### Aim of the task
How many lines in the records below contain the word "xlabel"? Give only the number.

### Records for processing
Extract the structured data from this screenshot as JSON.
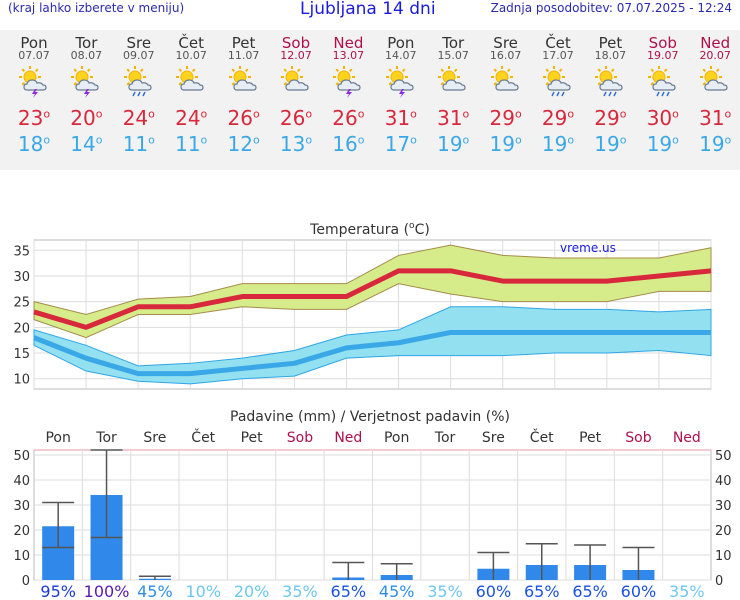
{
  "header": {
    "subtitle": "(kraj lahko izberete v meniju)",
    "title": "Ljubljana 14 dni",
    "updated": "Zadnja posodobitev: 07.07.2025 - 12:24"
  },
  "days": [
    {
      "name": "Pon",
      "date": "07.07",
      "weekend": false,
      "icon": "sun-thunderstorm-icon",
      "max": "23",
      "min": "18"
    },
    {
      "name": "Tor",
      "date": "08.07",
      "weekend": false,
      "icon": "sun-thunderstorm-icon",
      "max": "20",
      "min": "14"
    },
    {
      "name": "Sre",
      "date": "09.07",
      "weekend": false,
      "icon": "sun-cloud-rain-icon",
      "max": "24",
      "min": "11"
    },
    {
      "name": "Čet",
      "date": "10.07",
      "weekend": false,
      "icon": "sun-cloud-icon",
      "max": "24",
      "min": "11"
    },
    {
      "name": "Pet",
      "date": "11.07",
      "weekend": false,
      "icon": "sun-cloud-icon",
      "max": "26",
      "min": "12"
    },
    {
      "name": "Sob",
      "date": "12.07",
      "weekend": true,
      "icon": "sun-cloud-icon",
      "max": "26",
      "min": "13"
    },
    {
      "name": "Ned",
      "date": "13.07",
      "weekend": true,
      "icon": "sun-thunderstorm-icon",
      "max": "26",
      "min": "16"
    },
    {
      "name": "Pon",
      "date": "14.07",
      "weekend": false,
      "icon": "sun-thunderstorm-icon",
      "max": "31",
      "min": "17"
    },
    {
      "name": "Tor",
      "date": "15.07",
      "weekend": false,
      "icon": "sun-cloud-icon",
      "max": "31",
      "min": "19"
    },
    {
      "name": "Sre",
      "date": "16.07",
      "weekend": false,
      "icon": "sun-cloud-icon",
      "max": "29",
      "min": "19"
    },
    {
      "name": "Čet",
      "date": "17.07",
      "weekend": false,
      "icon": "sun-cloud-rain-icon",
      "max": "29",
      "min": "19"
    },
    {
      "name": "Pet",
      "date": "18.07",
      "weekend": false,
      "icon": "sun-cloud-rain-icon",
      "max": "29",
      "min": "19"
    },
    {
      "name": "Sob",
      "date": "19.07",
      "weekend": true,
      "icon": "sun-cloud-rain-icon",
      "max": "30",
      "min": "19"
    },
    {
      "name": "Ned",
      "date": "20.07",
      "weekend": true,
      "icon": "sun-cloud-icon",
      "max": "31",
      "min": "19"
    }
  ],
  "colors": {
    "max": "#d8283c",
    "min": "#3aa8e6",
    "maxband": "#d6ec8a",
    "minband": "#92e0f0",
    "bar": "#2f88ea",
    "weekend": "#b0104a"
  },
  "chart_data": [
    {
      "type": "line",
      "title": "Temperatura (°C)",
      "title_main": "Temperatura (",
      "title_unit": "o",
      "title_end": "C)",
      "watermark": "vreme.us",
      "categories": [
        "Pon",
        "Tor",
        "Sre",
        "Čet",
        "Pet",
        "Sob",
        "Ned",
        "Pon",
        "Tor",
        "Sre",
        "Čet",
        "Pet",
        "Sob",
        "Ned"
      ],
      "ylim": [
        8,
        37
      ],
      "yticks": [
        "10",
        "15",
        "20",
        "25",
        "30",
        "35"
      ],
      "series": [
        {
          "name": "max",
          "values": [
            23,
            20,
            24,
            24,
            26,
            26,
            26,
            31,
            31,
            29,
            29,
            29,
            30,
            31
          ],
          "band_low": [
            21.5,
            18,
            22.5,
            22.5,
            24,
            23.5,
            23.5,
            28.5,
            26.5,
            25,
            25,
            25,
            27,
            27
          ],
          "band_high": [
            25,
            22.5,
            25.5,
            26,
            28.5,
            28.5,
            28.5,
            34,
            36,
            34,
            33.5,
            33.5,
            33.5,
            35.5
          ]
        },
        {
          "name": "min",
          "values": [
            18,
            14,
            11,
            11,
            12,
            13,
            16,
            17,
            19,
            19,
            19,
            19,
            19,
            19
          ],
          "band_low": [
            16.5,
            11.5,
            9.5,
            9,
            10,
            10.5,
            14,
            14.5,
            14.5,
            14.5,
            15,
            15,
            15.5,
            14.5
          ],
          "band_high": [
            19.5,
            16.5,
            12.5,
            13,
            14,
            15.5,
            18.5,
            19.5,
            24,
            24,
            23.5,
            23.5,
            23,
            23.5
          ]
        }
      ]
    },
    {
      "type": "bar",
      "title": "Padavine (mm) / Verjetnost padavin (%)",
      "categories": [
        "Pon",
        "Tor",
        "Sre",
        "Čet",
        "Pet",
        "Sob",
        "Ned",
        "Pon",
        "Tor",
        "Sre",
        "Čet",
        "Pet",
        "Sob",
        "Ned"
      ],
      "weekend": [
        false,
        false,
        false,
        false,
        false,
        true,
        true,
        false,
        false,
        false,
        false,
        false,
        true,
        true
      ],
      "ylim": [
        0,
        52
      ],
      "yticks": [
        "0",
        "10",
        "20",
        "30",
        "40",
        "50"
      ],
      "values": [
        21.5,
        34,
        0.5,
        0,
        0,
        0,
        1,
        2,
        0,
        4.5,
        6,
        6,
        4,
        0
      ],
      "err_low": [
        13,
        17,
        0,
        0,
        0,
        0,
        0,
        0,
        0,
        0,
        0,
        0,
        0,
        0
      ],
      "err_high": [
        31,
        52,
        1.5,
        0,
        0,
        0,
        7,
        6.5,
        0,
        11,
        14.5,
        14,
        13,
        0
      ],
      "probability": [
        "95%",
        "100%",
        "45%",
        "10%",
        "20%",
        "35%",
        "65%",
        "45%",
        "35%",
        "60%",
        "65%",
        "65%",
        "60%",
        "35%"
      ],
      "probability_values": [
        95,
        100,
        45,
        10,
        20,
        35,
        65,
        45,
        35,
        60,
        65,
        65,
        60,
        35
      ]
    }
  ]
}
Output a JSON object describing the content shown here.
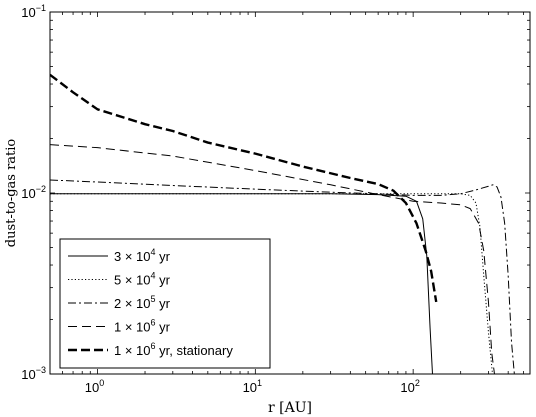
{
  "chart_data": {
    "type": "line",
    "xlabel": "r [AU]",
    "ylabel": "dust-to-gas ratio",
    "xscale": "log",
    "yscale": "log",
    "xlim": [
      0.5,
      550
    ],
    "ylim": [
      0.001,
      0.1
    ],
    "x_ticks": [
      {
        "value": 1,
        "mantissa": "10",
        "exp": "0"
      },
      {
        "value": 10,
        "mantissa": "10",
        "exp": "1"
      },
      {
        "value": 100,
        "mantissa": "10",
        "exp": "2"
      }
    ],
    "y_ticks": [
      {
        "value": 0.001,
        "mantissa": "10",
        "exp": "−3"
      },
      {
        "value": 0.01,
        "mantissa": "10",
        "exp": "−2"
      },
      {
        "value": 0.1,
        "mantissa": "10",
        "exp": "−1"
      }
    ],
    "grid": false,
    "legend_position": "bottom-left",
    "series": [
      {
        "name": "3 × 10⁴ yr",
        "name_base": "3 × 10",
        "name_exp": "4",
        "name_suffix": " yr",
        "style": "solid",
        "color": "#000000",
        "x": [
          0.5,
          1,
          3,
          10,
          30,
          60,
          90,
          105,
          115,
          122,
          128,
          133
        ],
        "y": [
          0.0099,
          0.0099,
          0.0099,
          0.0099,
          0.0099,
          0.0098,
          0.0096,
          0.009,
          0.0072,
          0.0045,
          0.0018,
          0.00095
        ]
      },
      {
        "name": "5 × 10⁴ yr",
        "name_base": "5 × 10",
        "name_exp": "4",
        "name_suffix": " yr",
        "style": "dotted",
        "color": "#000000",
        "x": [
          0.5,
          1,
          3,
          10,
          30,
          60,
          100,
          150,
          200,
          230,
          250,
          265,
          280,
          300,
          320
        ],
        "y": [
          0.0099,
          0.0099,
          0.0099,
          0.0099,
          0.0099,
          0.0099,
          0.0099,
          0.0099,
          0.0099,
          0.0097,
          0.0088,
          0.0065,
          0.0035,
          0.0017,
          0.00095
        ]
      },
      {
        "name": "2 × 10⁵ yr",
        "name_base": "2 × 10",
        "name_exp": "5",
        "name_suffix": " yr",
        "style": "dashdot",
        "color": "#000000",
        "x": [
          0.5,
          1,
          3,
          10,
          30,
          60,
          100,
          150,
          200,
          250,
          300,
          320,
          340,
          360,
          380,
          400,
          420,
          440
        ],
        "y": [
          0.0118,
          0.0115,
          0.011,
          0.0105,
          0.0101,
          0.0099,
          0.0097,
          0.0097,
          0.0099,
          0.0104,
          0.0109,
          0.0111,
          0.0108,
          0.0095,
          0.0068,
          0.0035,
          0.0015,
          0.00095
        ]
      },
      {
        "name": "1 × 10⁶ yr",
        "name_base": "1 × 10",
        "name_exp": "6",
        "name_suffix": " yr",
        "style": "dashed",
        "color": "#000000",
        "x": [
          0.5,
          1,
          3,
          10,
          30,
          60,
          100,
          150,
          200,
          230,
          260,
          280,
          300,
          315,
          330
        ],
        "y": [
          0.0185,
          0.0178,
          0.016,
          0.0133,
          0.0111,
          0.0098,
          0.009,
          0.0088,
          0.0086,
          0.0082,
          0.0068,
          0.0048,
          0.0025,
          0.0013,
          0.00095
        ]
      },
      {
        "name": "1 × 10⁶ yr, stationary",
        "name_base": "1 × 10",
        "name_exp": "6",
        "name_suffix": " yr, stationary",
        "style": "thickdashed",
        "color": "#000000",
        "x": [
          0.5,
          0.7,
          1,
          2,
          3,
          5,
          10,
          20,
          40,
          60,
          75,
          90,
          105,
          120,
          130,
          140
        ],
        "y": [
          0.045,
          0.036,
          0.029,
          0.024,
          0.022,
          0.019,
          0.0165,
          0.014,
          0.0121,
          0.0112,
          0.0103,
          0.0088,
          0.0068,
          0.0048,
          0.0037,
          0.0025
        ]
      }
    ]
  }
}
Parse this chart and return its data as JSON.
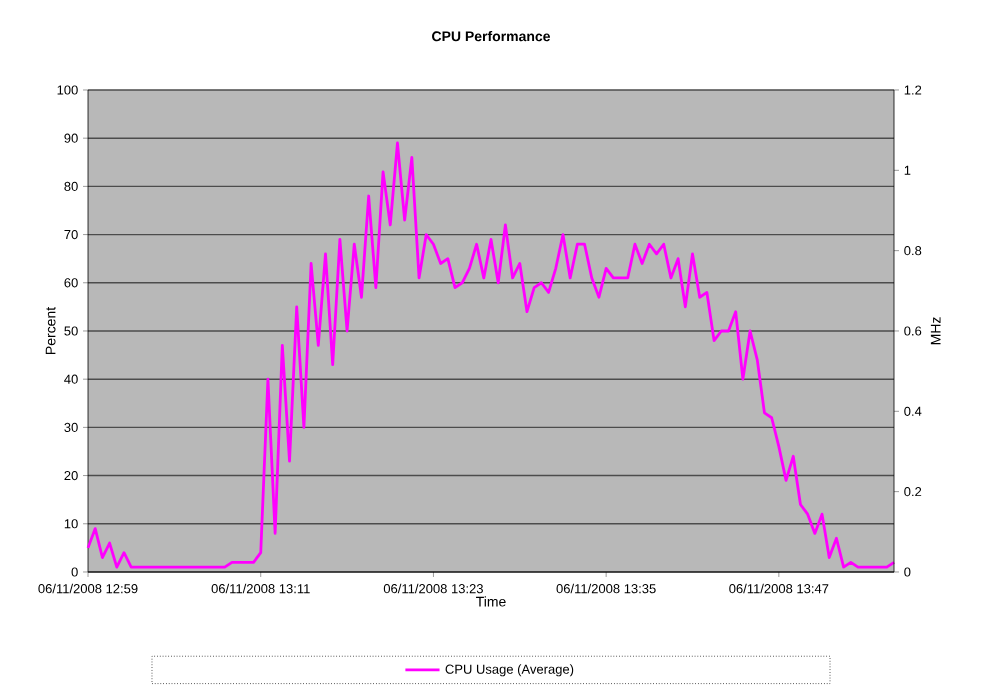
{
  "chart_data": {
    "type": "line",
    "title": "CPU Performance",
    "xlabel": "Time",
    "ylabel": "Percent",
    "y2label": "MHz",
    "categories": [
      "06/11/2008 12:59",
      null,
      null,
      null,
      null,
      null,
      null,
      null,
      null,
      null,
      null,
      null,
      null,
      null,
      null,
      null,
      null,
      null,
      null,
      null,
      null,
      null,
      null,
      null,
      "06/11/2008 13:11",
      null,
      null,
      null,
      null,
      null,
      null,
      null,
      null,
      null,
      null,
      null,
      null,
      null,
      null,
      null,
      null,
      null,
      null,
      null,
      null,
      null,
      null,
      null,
      "06/11/2008 13:23",
      null,
      null,
      null,
      null,
      null,
      null,
      null,
      null,
      null,
      null,
      null,
      null,
      null,
      null,
      null,
      null,
      null,
      null,
      null,
      null,
      null,
      null,
      null,
      "06/11/2008 13:35",
      null,
      null,
      null,
      null,
      null,
      null,
      null,
      null,
      null,
      null,
      null,
      null,
      null,
      null,
      null,
      null,
      null,
      null,
      null,
      null,
      null,
      null,
      null,
      "06/11/2008 13:47",
      null,
      null,
      null,
      null,
      null,
      null,
      null,
      null,
      null,
      null,
      null,
      null,
      null,
      null,
      null,
      null
    ],
    "series": [
      {
        "name": "CPU Usage (Average)",
        "color": "#ff00ff",
        "values": [
          5,
          9,
          3,
          6,
          1,
          4,
          1,
          1,
          1,
          1,
          1,
          1,
          1,
          1,
          1,
          1,
          1,
          1,
          1,
          1,
          2,
          2,
          2,
          2,
          4,
          40,
          8,
          47,
          23,
          55,
          30,
          64,
          47,
          66,
          43,
          69,
          50,
          68,
          57,
          78,
          59,
          83,
          72,
          89,
          73,
          86,
          61,
          70,
          68,
          64,
          65,
          59,
          60,
          63,
          68,
          61,
          69,
          60,
          72,
          61,
          64,
          54,
          59,
          60,
          58,
          63,
          70,
          61,
          68,
          68,
          61,
          57,
          63,
          61,
          61,
          61,
          68,
          64,
          68,
          66,
          68,
          61,
          65,
          55,
          66,
          57,
          58,
          48,
          50,
          50,
          54,
          40,
          50,
          44,
          33,
          32,
          26,
          19,
          24,
          14,
          12,
          8,
          12,
          3,
          7,
          1,
          2,
          1,
          1,
          1,
          1,
          1,
          2
        ]
      }
    ],
    "ylim": [
      0,
      100
    ],
    "yticks": [
      0,
      10,
      20,
      30,
      40,
      50,
      60,
      70,
      80,
      90,
      100
    ],
    "y2lim": [
      0,
      1.2
    ],
    "y2ticks": [
      0,
      0.2,
      0.4,
      0.6,
      0.8,
      1,
      1.2
    ],
    "grid": "y",
    "legend": "bottom",
    "marker": "none",
    "line_style": "solid"
  }
}
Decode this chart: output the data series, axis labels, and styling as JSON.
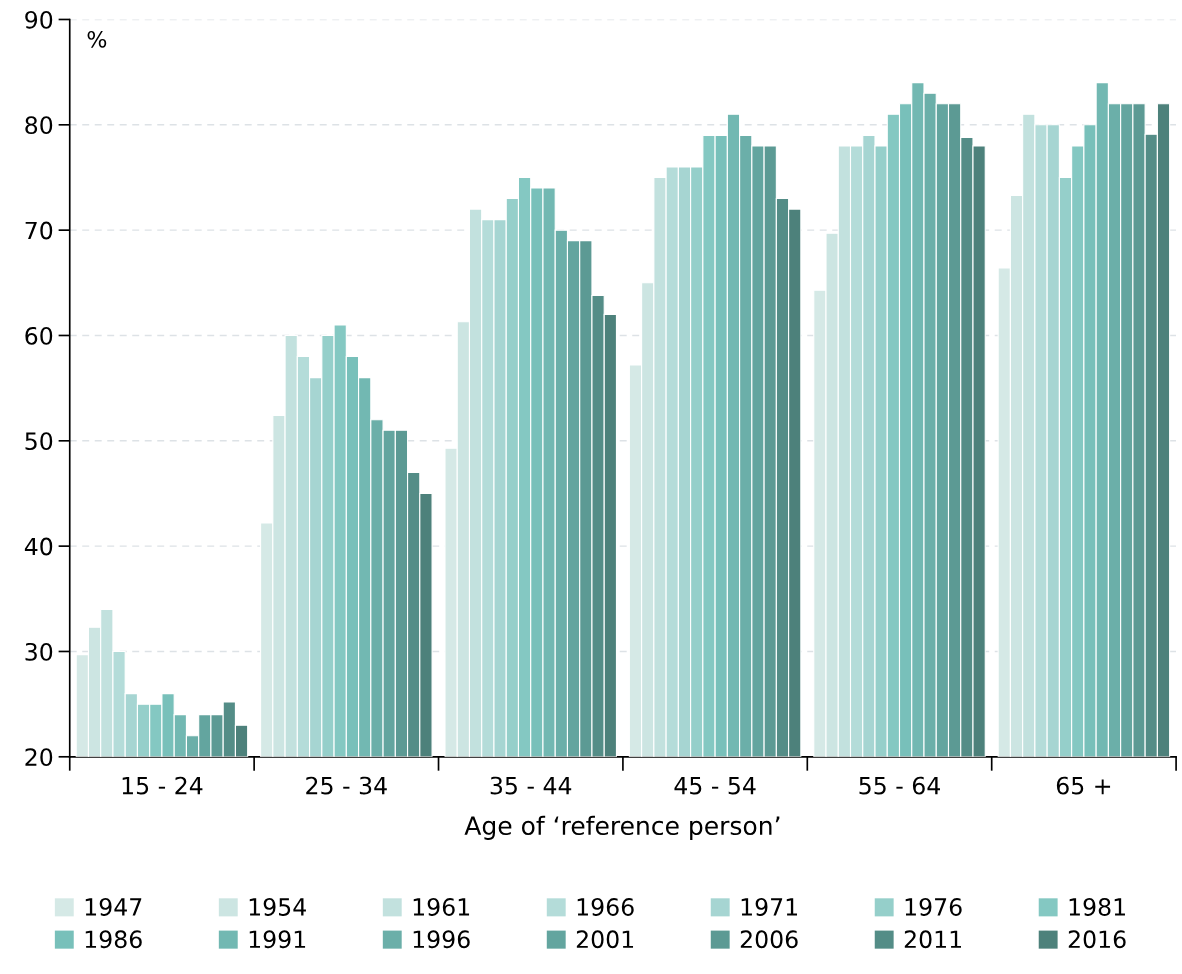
{
  "chart_data": {
    "type": "bar",
    "xlabel": "Age of ‘reference person’",
    "categories": [
      "15 - 24",
      "25 - 34",
      "35 - 44",
      "45 - 54",
      "55 - 64",
      "65 +"
    ],
    "series": [
      {
        "name": "1947",
        "color": "#d5e9e6",
        "values": [
          29.7,
          42.2,
          49.3,
          57.2,
          64.3,
          66.4
        ]
      },
      {
        "name": "1954",
        "color": "#cce5e2",
        "values": [
          32.3,
          52.4,
          61.3,
          65,
          69.7,
          73.3
        ]
      },
      {
        "name": "1961",
        "color": "#c2e1de",
        "values": [
          34,
          60,
          72,
          75,
          78,
          81
        ]
      },
      {
        "name": "1966",
        "color": "#b4dcd9",
        "values": [
          30,
          58,
          71,
          76,
          78,
          80
        ]
      },
      {
        "name": "1971",
        "color": "#a6d5d2",
        "values": [
          26,
          56,
          71,
          76,
          79,
          80
        ]
      },
      {
        "name": "1976",
        "color": "#95cfca",
        "values": [
          25,
          60,
          73,
          76,
          78,
          75
        ]
      },
      {
        "name": "1981",
        "color": "#84c8c2",
        "values": [
          25,
          61,
          75,
          79,
          81,
          78
        ]
      },
      {
        "name": "1986",
        "color": "#78c0ba",
        "values": [
          26,
          58,
          74,
          79,
          82,
          80
        ]
      },
      {
        "name": "1991",
        "color": "#72b8b2",
        "values": [
          24,
          56,
          74,
          81,
          84,
          84
        ]
      },
      {
        "name": "1996",
        "color": "#6bafa9",
        "values": [
          22,
          52,
          70,
          79,
          83,
          82
        ]
      },
      {
        "name": "2001",
        "color": "#63a59f",
        "values": [
          24,
          51,
          69,
          78,
          82,
          82
        ]
      },
      {
        "name": "2006",
        "color": "#5c9a94",
        "values": [
          24,
          51,
          69,
          78,
          82,
          82
        ]
      },
      {
        "name": "2011",
        "color": "#548d87",
        "values": [
          25.2,
          47,
          63.8,
          73,
          78.8,
          79.1
        ]
      },
      {
        "name": "2016",
        "color": "#4d817b",
        "values": [
          23,
          45,
          62,
          72,
          78,
          82
        ]
      }
    ],
    "ylim": [
      20,
      90
    ],
    "yticks": [
      20,
      30,
      40,
      50,
      60,
      70,
      80,
      90
    ],
    "grid": "y",
    "legend": "bottom",
    "annotations": [
      "%"
    ]
  }
}
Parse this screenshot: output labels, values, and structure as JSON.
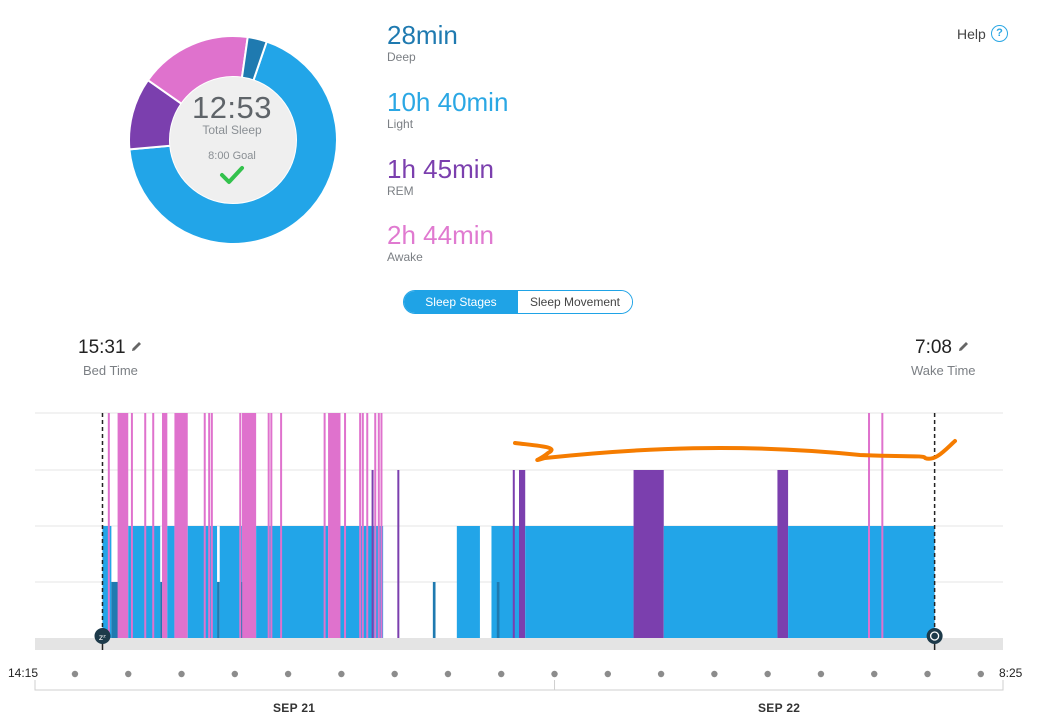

### Result of this task
3